Texto fornecido:
Ex-ministro do Ensino Superior: “Eu acho que é uma loucura a decisão de rever o RJIES”

Autoria: João Carranca (MEIC) e Patrícia Marques (MECD)

Com o processo de revisão do Regime Jurídico das Instituições do Ensino Superior (RJIES) a ter início e um Ensino Superior que enfrenta dificuldades significativas, o Diferencial sentou-se com Manuel Heitor, antigo Ministro da Ciência, Tecnologia e Ensino Superior para discutir o estado atual da pasta que tutelou entre 2015 e 2022.

O Regime Jurídico das Instituições do Ensino Superior (RJIES) é a peça legal fundamental que rege o funcionamento do Ensino Superior, desde 2007. É nele que estão estabelecidas as regras para a eleição do reitor ou percentagem de participação dos estudantes nos órgãos de escola. Em 2007, a legislação aprovada previa uma revisão em 2013, que nunca chegou a acontecer e que se tem arrastado até aos dias de hoje. Muitas propostas de revisão foram escritas e apresentadas desde então, com a Comissão Independente para a Avaliação da Aplicação do Regime Jurídico das Instituições do Ensino Superior a produzir, no final de 2023, um documento aglutinador de reflexão geral sobre o estado da legislação e a sua potencial revisão.

Extrato de dados:
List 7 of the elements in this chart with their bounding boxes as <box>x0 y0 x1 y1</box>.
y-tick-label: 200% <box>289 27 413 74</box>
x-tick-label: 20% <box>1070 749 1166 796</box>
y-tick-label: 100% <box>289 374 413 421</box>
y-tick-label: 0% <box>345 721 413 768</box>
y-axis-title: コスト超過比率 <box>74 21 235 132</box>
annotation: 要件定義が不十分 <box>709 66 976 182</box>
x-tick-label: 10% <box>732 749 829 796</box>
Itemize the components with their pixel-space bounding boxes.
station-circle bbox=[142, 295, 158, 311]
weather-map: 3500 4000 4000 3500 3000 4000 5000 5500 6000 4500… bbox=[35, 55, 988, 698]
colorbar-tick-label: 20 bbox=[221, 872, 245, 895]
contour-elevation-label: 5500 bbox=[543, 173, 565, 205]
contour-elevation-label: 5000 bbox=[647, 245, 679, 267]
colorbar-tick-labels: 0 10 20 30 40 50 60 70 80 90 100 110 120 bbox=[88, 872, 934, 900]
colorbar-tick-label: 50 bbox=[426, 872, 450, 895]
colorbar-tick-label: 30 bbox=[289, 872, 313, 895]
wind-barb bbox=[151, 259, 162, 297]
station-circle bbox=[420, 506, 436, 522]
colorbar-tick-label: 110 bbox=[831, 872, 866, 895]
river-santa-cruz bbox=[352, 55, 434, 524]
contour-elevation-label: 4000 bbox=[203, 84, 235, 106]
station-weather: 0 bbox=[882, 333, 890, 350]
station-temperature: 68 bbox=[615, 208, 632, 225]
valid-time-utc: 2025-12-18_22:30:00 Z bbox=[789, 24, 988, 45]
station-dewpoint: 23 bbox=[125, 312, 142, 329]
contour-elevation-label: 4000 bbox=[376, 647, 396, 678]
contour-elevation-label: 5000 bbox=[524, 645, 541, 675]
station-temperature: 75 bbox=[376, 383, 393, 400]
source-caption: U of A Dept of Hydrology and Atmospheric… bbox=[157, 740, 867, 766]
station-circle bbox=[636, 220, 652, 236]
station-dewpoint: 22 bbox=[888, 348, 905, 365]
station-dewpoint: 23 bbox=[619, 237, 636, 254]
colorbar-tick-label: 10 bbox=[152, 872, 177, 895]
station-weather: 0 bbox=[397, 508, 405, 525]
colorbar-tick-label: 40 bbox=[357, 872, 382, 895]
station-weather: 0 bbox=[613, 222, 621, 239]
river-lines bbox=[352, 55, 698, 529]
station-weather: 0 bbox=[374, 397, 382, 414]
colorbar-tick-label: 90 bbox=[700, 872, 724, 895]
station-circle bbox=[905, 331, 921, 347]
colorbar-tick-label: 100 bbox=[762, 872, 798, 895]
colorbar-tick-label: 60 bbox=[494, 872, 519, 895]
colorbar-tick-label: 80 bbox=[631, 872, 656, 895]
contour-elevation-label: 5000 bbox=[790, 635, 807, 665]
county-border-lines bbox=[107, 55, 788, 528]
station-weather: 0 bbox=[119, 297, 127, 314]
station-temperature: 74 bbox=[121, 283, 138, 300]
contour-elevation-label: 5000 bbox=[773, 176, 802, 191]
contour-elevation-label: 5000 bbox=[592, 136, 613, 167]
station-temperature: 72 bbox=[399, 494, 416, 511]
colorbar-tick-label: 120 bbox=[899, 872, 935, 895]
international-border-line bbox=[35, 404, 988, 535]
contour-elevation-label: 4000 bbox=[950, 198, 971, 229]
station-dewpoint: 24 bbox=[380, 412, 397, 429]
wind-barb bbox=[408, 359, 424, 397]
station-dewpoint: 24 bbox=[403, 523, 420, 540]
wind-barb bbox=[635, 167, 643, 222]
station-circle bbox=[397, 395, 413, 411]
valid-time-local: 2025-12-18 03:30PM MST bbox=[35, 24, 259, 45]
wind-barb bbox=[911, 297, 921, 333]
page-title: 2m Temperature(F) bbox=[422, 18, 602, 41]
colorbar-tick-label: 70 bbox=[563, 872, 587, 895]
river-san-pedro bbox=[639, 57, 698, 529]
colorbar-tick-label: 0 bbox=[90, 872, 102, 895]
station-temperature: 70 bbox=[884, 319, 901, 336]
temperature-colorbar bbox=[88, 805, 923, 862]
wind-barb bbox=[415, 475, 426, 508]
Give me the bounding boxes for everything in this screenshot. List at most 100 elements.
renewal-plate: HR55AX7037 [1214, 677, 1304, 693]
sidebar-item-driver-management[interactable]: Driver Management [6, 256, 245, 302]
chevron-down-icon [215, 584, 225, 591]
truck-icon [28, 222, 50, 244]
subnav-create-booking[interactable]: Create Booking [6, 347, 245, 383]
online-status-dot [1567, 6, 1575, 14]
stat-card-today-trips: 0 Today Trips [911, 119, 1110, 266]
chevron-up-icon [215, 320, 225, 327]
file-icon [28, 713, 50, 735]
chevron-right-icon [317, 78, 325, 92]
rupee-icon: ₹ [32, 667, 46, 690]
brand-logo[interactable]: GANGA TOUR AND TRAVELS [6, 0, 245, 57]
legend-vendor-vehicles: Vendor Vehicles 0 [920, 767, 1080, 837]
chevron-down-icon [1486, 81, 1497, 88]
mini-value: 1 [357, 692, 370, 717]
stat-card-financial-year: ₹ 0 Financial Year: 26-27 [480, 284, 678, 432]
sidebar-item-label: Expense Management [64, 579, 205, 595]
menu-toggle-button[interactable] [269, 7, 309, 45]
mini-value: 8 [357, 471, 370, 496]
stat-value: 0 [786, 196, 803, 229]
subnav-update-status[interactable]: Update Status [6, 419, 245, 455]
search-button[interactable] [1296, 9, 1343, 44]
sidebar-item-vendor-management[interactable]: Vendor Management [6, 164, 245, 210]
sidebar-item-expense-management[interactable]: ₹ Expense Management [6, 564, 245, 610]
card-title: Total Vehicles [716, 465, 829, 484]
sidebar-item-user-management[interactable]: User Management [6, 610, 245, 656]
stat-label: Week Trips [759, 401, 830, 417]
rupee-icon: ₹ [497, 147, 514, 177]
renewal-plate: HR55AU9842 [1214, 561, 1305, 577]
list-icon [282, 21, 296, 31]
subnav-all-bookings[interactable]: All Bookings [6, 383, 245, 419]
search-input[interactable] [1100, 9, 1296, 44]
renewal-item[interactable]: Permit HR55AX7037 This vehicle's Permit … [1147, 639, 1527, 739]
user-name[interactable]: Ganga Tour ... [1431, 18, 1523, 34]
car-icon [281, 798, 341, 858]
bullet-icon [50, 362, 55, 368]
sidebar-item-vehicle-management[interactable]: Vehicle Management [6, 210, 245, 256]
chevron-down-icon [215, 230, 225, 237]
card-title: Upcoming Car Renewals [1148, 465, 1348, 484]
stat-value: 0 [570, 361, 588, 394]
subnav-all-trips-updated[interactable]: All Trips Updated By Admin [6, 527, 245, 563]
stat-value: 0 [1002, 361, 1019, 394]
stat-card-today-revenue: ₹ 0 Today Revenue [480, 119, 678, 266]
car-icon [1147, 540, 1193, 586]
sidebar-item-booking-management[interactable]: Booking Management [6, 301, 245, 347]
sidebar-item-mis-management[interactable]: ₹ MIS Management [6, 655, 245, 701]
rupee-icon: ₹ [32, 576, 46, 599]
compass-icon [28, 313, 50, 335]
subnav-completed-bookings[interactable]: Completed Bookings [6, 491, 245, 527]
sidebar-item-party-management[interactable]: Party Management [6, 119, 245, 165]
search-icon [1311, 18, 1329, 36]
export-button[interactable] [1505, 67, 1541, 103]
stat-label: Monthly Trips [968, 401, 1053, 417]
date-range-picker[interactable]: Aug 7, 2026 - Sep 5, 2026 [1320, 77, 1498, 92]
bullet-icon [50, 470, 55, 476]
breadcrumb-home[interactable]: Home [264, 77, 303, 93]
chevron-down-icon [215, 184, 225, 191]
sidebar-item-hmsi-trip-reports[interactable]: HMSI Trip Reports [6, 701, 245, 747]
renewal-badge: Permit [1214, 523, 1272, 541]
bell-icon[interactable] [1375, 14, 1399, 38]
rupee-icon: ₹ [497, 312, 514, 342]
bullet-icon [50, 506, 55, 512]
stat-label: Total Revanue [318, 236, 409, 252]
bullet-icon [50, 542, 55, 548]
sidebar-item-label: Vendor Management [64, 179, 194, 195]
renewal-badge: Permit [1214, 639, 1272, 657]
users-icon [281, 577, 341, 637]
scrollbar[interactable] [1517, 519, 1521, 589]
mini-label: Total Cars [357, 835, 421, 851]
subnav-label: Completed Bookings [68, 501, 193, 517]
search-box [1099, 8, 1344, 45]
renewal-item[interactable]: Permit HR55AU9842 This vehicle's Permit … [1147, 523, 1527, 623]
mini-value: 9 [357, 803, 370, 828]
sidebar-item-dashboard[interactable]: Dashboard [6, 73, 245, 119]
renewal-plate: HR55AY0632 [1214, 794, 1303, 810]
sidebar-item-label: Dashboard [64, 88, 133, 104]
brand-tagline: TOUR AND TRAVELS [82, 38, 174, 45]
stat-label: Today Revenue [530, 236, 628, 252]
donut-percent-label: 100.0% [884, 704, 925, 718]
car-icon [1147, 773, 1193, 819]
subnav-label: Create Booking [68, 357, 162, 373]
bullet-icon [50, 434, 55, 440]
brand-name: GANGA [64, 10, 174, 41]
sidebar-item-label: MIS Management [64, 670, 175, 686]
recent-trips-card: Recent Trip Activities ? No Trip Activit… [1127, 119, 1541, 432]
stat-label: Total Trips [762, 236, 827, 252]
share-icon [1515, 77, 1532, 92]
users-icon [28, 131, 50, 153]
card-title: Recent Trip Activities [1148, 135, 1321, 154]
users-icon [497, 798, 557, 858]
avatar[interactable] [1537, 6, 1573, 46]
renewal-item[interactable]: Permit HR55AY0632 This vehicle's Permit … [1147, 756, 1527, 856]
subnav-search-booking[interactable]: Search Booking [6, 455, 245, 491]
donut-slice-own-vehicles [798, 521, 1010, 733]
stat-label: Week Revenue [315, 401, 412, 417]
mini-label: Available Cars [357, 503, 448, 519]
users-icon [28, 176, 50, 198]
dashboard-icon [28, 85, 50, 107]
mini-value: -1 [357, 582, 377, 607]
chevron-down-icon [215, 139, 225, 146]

Pedido 1: Segundo o texto fornecido, em que ano a legislação aprovada em 2007 previa a revisão do RJIES?
Pedido 2: Reescreva as linhas da listagem desde a primeira até à linha com "Itemize the components", inclusive, trocando "y-tick-label" por "rótulo-eixo-y" e deixando tudo o resto igual. Apresente apenas essas linhas.

Resposta escrita 1: Em 2013.

Resposta escrita 2:
List 7 of the elements in this chart with their bounding boxes as <box>x0 y0 x1 y1</box>.
rótulo-eixo-y: 200% <box>289 27 413 74</box>
x-tick-label: 20% <box>1070 749 1166 796</box>
rótulo-eixo-y: 100% <box>289 374 413 421</box>
rótulo-eixo-y: 0% <box>345 721 413 768</box>
y-axis-title: コスト超過比率 <box>74 21 235 132</box>
annotation: 要件定義が不十分 <box>709 66 976 182</box>
x-tick-label: 10% <box>732 749 829 796</box>
Itemize the components with their pixel-space bounding boxes.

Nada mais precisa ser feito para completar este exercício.